Stored data

--

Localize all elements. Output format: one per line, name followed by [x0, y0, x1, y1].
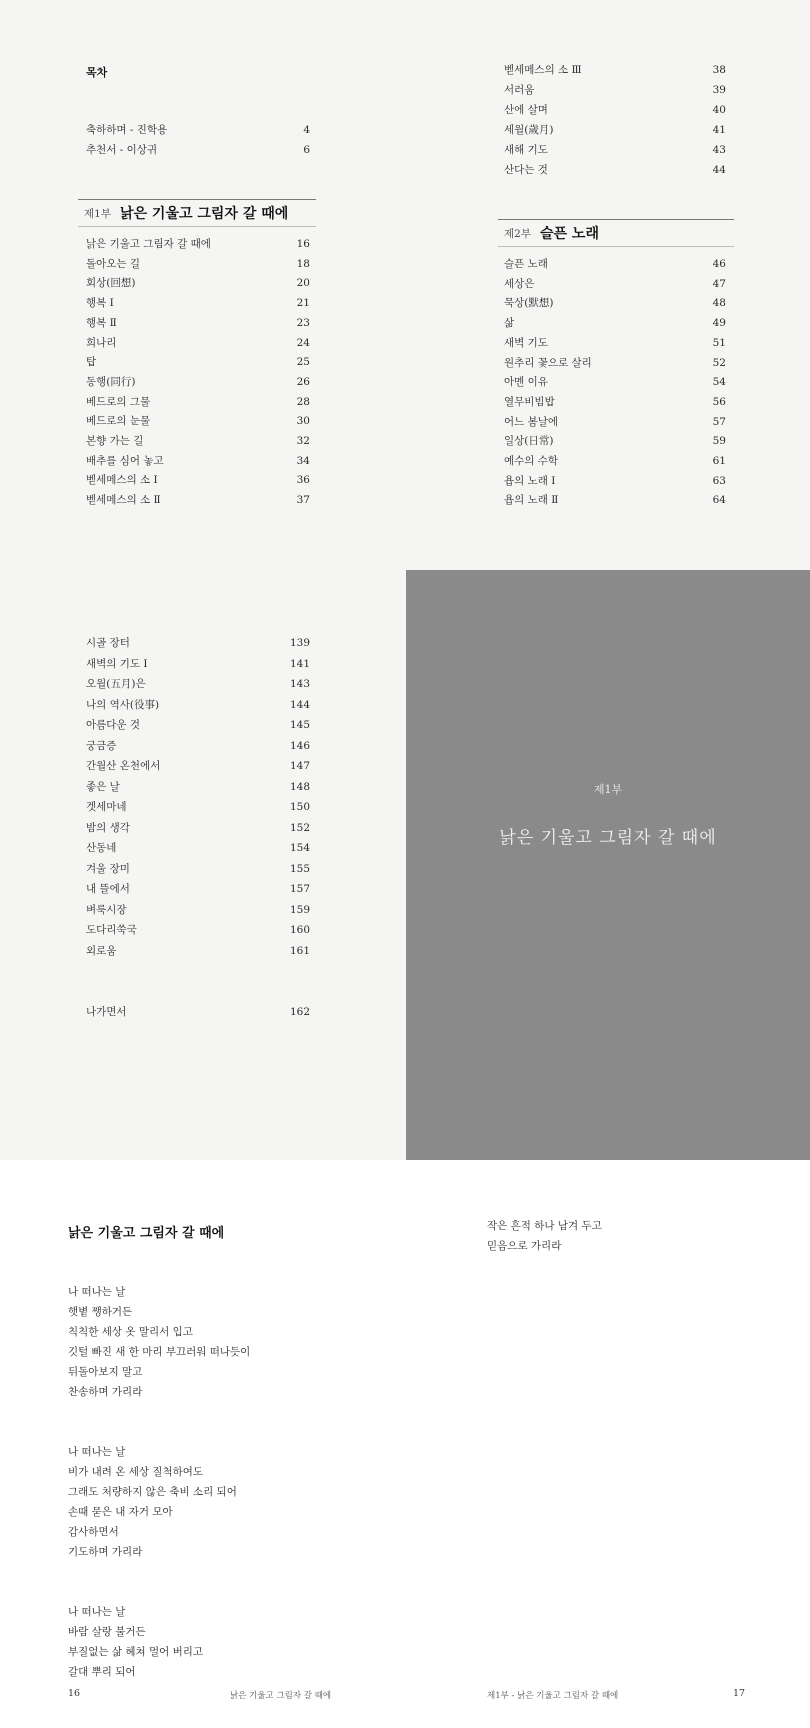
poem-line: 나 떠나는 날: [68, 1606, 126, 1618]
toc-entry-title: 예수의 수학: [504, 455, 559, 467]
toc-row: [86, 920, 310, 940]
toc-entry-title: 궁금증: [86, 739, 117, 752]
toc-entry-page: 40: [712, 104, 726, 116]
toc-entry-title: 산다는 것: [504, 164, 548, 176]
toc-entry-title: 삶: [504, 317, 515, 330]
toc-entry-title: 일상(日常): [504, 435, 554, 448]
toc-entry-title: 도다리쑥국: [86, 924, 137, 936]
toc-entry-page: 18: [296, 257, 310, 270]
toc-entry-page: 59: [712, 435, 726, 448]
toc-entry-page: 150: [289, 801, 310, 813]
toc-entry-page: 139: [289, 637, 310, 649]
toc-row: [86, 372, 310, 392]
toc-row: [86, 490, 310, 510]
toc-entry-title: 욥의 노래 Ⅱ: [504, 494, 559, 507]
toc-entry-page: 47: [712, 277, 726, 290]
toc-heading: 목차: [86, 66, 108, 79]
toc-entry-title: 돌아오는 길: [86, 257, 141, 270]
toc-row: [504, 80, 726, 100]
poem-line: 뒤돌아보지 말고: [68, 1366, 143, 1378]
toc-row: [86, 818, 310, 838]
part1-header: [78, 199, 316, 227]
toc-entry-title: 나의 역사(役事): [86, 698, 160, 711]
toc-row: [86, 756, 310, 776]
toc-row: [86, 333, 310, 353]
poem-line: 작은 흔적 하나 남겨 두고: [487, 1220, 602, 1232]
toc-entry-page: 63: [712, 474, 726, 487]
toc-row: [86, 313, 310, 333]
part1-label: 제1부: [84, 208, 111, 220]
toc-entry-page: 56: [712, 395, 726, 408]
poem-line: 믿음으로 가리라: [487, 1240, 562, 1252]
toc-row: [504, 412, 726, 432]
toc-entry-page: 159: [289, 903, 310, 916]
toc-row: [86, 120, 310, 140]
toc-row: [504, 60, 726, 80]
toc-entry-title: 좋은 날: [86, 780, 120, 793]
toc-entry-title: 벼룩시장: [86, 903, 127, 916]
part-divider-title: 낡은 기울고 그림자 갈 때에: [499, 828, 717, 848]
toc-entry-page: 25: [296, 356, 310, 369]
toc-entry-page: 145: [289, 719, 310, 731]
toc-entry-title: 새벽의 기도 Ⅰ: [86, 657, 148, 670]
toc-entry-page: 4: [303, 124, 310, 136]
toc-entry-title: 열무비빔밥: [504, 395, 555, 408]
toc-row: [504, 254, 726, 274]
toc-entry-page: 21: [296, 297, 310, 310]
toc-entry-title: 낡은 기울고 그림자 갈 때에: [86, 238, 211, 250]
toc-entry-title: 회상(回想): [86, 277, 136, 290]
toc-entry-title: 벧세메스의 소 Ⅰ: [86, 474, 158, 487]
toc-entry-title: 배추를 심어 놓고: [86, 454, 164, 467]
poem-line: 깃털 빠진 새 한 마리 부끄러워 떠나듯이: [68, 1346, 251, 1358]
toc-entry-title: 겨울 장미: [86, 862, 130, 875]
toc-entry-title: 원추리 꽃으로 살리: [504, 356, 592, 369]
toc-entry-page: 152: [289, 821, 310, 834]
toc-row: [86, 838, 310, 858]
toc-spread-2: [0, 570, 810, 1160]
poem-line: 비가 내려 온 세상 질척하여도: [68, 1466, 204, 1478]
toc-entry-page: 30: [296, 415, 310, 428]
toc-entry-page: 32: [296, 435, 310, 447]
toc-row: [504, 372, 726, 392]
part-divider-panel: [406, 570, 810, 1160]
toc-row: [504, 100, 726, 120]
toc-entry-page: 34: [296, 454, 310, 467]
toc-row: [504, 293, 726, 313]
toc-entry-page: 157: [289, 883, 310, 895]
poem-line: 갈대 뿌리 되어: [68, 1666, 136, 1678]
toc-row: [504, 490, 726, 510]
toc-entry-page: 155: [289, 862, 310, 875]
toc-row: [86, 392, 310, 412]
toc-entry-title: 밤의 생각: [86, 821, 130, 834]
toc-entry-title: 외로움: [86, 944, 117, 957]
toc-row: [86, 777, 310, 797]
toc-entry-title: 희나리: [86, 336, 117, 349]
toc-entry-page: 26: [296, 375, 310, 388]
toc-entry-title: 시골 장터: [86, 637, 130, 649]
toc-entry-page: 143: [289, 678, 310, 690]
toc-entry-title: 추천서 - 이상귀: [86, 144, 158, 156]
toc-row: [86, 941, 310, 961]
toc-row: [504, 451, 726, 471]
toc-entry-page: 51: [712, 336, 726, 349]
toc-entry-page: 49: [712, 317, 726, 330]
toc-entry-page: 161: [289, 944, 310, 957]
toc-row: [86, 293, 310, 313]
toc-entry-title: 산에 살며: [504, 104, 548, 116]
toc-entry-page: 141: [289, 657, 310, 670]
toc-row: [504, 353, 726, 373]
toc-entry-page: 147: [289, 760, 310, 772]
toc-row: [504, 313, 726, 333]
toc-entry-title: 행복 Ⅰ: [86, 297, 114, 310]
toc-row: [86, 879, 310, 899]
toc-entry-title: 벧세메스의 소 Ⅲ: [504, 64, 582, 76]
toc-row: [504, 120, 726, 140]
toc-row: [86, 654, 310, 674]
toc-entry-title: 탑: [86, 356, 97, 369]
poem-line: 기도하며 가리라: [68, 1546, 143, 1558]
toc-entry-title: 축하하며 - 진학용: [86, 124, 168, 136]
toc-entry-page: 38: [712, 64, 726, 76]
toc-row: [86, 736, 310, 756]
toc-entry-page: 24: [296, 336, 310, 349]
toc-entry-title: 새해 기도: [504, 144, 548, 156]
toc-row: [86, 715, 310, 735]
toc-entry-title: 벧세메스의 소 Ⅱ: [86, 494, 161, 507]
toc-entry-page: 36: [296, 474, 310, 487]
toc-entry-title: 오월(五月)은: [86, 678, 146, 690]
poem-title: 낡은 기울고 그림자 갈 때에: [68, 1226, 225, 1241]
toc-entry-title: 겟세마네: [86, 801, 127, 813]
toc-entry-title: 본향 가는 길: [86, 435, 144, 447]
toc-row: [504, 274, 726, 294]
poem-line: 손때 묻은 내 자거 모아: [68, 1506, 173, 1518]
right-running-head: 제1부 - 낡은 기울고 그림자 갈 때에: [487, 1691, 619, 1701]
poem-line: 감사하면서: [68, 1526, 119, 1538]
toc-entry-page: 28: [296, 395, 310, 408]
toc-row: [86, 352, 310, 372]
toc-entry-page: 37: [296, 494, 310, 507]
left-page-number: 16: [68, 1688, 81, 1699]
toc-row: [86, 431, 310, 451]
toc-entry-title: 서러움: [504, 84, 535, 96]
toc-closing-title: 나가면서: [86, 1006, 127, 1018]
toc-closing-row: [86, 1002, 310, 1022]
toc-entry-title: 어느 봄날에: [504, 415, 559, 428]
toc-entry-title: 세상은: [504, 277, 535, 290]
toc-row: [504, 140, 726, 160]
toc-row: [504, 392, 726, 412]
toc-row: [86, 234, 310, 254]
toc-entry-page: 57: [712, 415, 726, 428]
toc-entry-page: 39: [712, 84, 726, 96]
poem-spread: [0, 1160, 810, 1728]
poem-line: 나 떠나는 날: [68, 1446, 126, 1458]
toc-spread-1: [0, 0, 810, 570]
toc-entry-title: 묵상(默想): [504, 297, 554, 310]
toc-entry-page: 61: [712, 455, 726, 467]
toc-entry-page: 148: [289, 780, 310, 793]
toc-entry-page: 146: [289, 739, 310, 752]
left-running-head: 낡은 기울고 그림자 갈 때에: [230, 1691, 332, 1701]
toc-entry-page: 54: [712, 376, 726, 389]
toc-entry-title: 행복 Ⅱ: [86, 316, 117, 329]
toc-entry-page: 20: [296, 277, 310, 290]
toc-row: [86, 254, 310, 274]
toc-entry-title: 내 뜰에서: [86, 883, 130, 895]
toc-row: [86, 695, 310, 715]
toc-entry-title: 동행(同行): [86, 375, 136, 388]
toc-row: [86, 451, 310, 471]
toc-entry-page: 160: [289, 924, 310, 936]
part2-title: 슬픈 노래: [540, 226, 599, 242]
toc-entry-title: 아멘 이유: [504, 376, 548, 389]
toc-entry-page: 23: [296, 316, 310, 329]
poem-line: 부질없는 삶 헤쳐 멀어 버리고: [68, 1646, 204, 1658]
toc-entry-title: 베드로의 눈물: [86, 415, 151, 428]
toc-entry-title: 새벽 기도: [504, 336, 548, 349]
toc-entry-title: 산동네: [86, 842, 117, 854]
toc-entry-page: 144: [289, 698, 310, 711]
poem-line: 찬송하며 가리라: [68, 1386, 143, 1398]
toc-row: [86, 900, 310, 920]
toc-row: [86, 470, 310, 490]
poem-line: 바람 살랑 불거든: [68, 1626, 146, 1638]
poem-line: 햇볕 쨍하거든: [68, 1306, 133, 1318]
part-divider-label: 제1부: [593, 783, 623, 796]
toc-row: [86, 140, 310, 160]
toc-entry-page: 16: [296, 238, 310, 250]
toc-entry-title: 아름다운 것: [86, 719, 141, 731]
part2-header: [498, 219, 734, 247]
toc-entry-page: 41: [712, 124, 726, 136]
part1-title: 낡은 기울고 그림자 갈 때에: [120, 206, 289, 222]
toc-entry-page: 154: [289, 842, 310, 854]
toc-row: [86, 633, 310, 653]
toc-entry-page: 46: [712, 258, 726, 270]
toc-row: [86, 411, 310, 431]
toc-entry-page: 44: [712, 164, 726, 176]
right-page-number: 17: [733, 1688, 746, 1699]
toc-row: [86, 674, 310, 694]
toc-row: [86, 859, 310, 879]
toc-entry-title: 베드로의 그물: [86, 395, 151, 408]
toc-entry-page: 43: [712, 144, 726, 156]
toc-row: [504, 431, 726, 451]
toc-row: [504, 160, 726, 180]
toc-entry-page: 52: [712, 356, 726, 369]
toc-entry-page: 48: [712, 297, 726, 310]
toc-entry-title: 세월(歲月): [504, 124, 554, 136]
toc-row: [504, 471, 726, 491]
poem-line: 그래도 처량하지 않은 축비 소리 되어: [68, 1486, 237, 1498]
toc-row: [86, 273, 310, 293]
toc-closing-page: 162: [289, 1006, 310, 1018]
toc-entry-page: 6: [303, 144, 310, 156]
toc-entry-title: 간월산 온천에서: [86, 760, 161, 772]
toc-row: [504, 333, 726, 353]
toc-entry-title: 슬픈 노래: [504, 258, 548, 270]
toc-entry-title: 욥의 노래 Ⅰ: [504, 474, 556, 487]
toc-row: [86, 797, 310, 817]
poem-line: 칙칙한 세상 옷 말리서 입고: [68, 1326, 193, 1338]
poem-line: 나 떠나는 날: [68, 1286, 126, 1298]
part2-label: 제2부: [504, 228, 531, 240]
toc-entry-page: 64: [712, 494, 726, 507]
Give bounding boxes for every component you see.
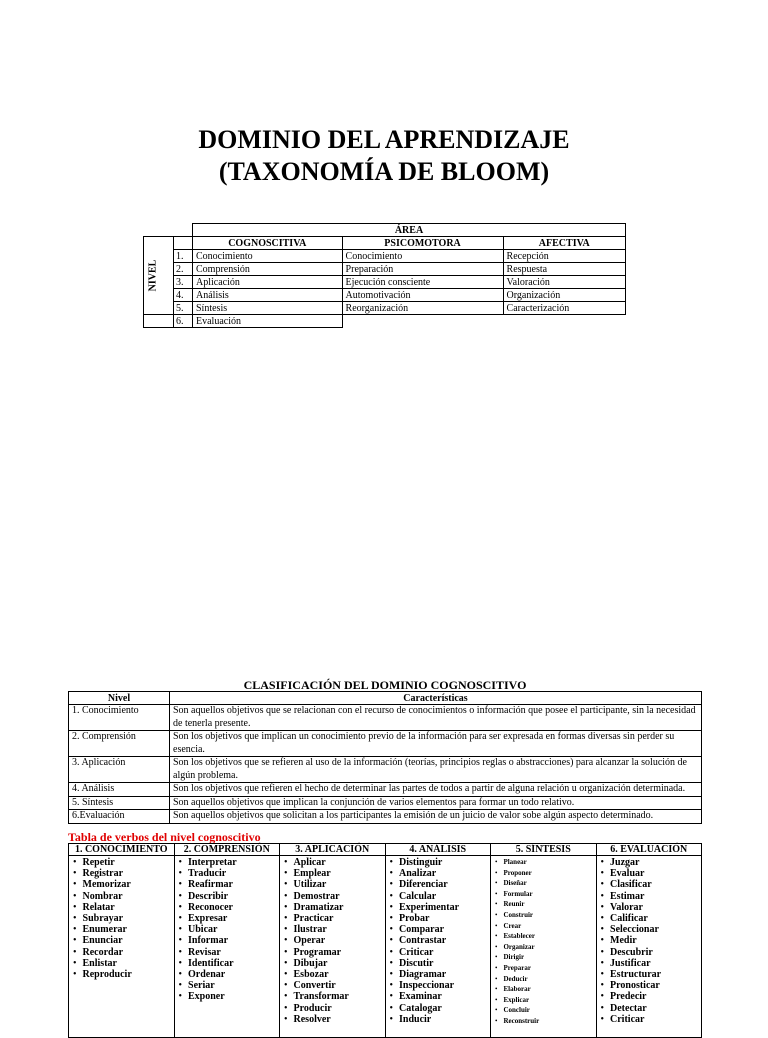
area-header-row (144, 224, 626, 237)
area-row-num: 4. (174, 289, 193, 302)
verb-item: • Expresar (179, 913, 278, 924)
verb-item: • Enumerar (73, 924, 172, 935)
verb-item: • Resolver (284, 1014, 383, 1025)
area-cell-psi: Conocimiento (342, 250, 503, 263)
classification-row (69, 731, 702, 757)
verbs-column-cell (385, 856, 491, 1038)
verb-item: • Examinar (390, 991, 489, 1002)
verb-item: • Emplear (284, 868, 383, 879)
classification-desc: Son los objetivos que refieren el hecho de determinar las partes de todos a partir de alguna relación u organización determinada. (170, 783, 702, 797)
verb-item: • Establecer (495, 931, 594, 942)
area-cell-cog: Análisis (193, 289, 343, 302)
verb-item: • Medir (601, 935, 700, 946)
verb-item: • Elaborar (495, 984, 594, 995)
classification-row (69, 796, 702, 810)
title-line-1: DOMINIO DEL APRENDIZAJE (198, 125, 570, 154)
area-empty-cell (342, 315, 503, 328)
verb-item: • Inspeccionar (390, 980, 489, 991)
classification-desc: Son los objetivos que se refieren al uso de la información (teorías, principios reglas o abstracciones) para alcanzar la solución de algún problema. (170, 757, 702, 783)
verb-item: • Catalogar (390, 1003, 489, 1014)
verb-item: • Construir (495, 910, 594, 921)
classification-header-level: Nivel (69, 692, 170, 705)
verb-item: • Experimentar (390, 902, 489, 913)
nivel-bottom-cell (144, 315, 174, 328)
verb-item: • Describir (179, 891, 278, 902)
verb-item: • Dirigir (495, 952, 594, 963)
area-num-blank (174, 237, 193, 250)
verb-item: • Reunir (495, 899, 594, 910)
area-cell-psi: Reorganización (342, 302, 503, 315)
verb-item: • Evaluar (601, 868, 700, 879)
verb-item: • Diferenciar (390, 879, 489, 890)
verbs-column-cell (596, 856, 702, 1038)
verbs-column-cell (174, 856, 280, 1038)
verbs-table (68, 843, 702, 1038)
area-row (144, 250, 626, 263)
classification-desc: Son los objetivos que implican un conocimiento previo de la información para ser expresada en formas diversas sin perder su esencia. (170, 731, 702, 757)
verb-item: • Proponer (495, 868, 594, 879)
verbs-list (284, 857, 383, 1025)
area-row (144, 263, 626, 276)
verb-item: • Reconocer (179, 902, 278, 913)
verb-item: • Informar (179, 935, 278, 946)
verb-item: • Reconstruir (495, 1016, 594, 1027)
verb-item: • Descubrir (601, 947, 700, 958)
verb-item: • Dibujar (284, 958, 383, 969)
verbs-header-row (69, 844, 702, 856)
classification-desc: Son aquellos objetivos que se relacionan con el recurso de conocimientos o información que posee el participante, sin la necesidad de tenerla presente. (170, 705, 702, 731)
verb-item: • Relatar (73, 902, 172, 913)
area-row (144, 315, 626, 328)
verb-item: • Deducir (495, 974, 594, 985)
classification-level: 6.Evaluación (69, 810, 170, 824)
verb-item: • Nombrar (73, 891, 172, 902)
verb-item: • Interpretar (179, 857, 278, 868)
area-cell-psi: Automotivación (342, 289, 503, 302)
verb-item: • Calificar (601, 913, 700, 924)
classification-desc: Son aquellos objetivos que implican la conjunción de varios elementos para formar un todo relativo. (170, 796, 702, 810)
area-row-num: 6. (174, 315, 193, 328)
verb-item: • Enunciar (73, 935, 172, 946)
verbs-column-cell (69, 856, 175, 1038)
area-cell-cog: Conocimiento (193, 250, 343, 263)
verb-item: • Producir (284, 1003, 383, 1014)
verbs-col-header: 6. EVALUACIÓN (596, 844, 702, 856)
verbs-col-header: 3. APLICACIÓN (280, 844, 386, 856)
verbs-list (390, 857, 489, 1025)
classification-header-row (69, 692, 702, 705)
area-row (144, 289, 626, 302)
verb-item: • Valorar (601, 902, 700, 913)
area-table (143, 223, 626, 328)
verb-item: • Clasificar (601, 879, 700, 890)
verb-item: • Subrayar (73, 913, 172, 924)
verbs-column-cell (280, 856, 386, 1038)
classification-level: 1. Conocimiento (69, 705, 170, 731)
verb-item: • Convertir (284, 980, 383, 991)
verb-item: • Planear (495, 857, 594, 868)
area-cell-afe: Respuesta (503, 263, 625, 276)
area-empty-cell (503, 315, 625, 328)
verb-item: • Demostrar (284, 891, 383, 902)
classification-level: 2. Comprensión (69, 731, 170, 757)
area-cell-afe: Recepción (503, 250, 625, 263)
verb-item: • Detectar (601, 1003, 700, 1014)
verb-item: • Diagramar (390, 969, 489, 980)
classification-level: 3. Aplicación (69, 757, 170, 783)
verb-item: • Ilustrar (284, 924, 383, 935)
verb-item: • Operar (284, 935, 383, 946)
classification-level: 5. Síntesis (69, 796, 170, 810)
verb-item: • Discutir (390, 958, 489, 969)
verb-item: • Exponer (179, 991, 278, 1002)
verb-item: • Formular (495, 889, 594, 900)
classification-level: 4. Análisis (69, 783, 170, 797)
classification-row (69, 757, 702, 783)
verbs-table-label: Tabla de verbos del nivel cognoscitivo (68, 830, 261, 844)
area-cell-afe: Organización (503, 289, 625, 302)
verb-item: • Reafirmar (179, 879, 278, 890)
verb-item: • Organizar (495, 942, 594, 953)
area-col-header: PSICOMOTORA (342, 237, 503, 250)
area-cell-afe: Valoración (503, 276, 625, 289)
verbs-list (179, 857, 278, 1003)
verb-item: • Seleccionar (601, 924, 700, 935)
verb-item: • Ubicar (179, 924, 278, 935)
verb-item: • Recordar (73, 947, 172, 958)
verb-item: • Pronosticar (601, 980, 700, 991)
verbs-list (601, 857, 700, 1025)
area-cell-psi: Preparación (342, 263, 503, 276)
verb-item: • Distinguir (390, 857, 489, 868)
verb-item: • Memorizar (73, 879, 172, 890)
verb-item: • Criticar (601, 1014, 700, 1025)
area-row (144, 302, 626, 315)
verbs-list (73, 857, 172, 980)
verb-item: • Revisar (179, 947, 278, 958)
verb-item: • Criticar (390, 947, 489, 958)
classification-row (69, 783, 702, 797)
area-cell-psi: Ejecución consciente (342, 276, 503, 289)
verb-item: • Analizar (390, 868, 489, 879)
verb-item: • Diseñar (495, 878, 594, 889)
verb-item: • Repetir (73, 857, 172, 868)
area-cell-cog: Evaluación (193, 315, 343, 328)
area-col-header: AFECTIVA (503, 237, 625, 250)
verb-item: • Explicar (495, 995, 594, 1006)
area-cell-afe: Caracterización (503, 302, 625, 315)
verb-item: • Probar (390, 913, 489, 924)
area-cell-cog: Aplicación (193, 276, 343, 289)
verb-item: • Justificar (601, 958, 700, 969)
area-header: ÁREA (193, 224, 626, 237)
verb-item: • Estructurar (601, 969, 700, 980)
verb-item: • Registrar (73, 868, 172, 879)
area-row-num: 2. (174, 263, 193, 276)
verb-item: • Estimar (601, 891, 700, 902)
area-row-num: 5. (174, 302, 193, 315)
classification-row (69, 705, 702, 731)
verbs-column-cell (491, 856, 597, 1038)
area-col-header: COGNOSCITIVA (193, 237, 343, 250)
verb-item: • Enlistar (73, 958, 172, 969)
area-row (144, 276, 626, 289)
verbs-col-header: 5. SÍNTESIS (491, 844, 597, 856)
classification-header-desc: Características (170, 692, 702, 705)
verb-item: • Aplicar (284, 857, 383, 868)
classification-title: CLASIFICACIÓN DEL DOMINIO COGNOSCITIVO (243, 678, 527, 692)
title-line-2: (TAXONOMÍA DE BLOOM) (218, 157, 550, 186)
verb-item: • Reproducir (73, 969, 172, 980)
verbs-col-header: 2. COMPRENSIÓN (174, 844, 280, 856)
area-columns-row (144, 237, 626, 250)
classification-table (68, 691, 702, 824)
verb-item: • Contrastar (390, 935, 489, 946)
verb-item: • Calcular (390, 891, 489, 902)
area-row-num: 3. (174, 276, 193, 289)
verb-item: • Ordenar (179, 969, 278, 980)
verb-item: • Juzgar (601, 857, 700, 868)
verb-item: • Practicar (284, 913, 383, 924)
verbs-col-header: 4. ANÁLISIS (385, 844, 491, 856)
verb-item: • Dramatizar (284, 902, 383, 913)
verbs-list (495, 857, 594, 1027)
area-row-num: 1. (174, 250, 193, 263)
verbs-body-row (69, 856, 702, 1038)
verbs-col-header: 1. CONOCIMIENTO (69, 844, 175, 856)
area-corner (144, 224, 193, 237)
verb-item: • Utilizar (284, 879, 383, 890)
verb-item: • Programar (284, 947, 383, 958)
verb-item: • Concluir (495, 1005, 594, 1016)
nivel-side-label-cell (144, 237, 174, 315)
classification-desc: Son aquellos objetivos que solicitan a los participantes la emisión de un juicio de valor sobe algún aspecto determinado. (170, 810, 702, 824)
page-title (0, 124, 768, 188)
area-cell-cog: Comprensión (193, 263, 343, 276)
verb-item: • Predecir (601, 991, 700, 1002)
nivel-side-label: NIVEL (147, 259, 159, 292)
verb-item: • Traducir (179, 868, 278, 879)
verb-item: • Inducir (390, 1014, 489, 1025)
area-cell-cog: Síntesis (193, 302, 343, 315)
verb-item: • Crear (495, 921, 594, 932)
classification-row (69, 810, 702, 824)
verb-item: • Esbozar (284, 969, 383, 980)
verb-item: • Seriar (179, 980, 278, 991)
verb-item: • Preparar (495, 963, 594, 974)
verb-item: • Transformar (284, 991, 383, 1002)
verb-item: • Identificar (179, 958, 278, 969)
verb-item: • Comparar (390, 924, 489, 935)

--

Exercise instructions:
Rewrite the rows starting at the one that contains "poem-line: 나 떠나는 날: [68, 1606, 126, 1618]" and ending at the one that contains "toc-entry-title: 산다는 것: [504, 164, 548, 176]", with "toc-entry-title" changed to "toc-item-title" and everything else left the same.

Completed exercise:
poem-line: 나 떠나는 날: [68, 1606, 126, 1618]
toc-item-title: 예수의 수학: [504, 455, 559, 467]
toc-row: [86, 920, 310, 940]
toc-item-title: 궁금증: [86, 739, 117, 752]
toc-entry-page: 40: [712, 104, 726, 116]
toc-item-title: 산다는 것: [504, 164, 548, 176]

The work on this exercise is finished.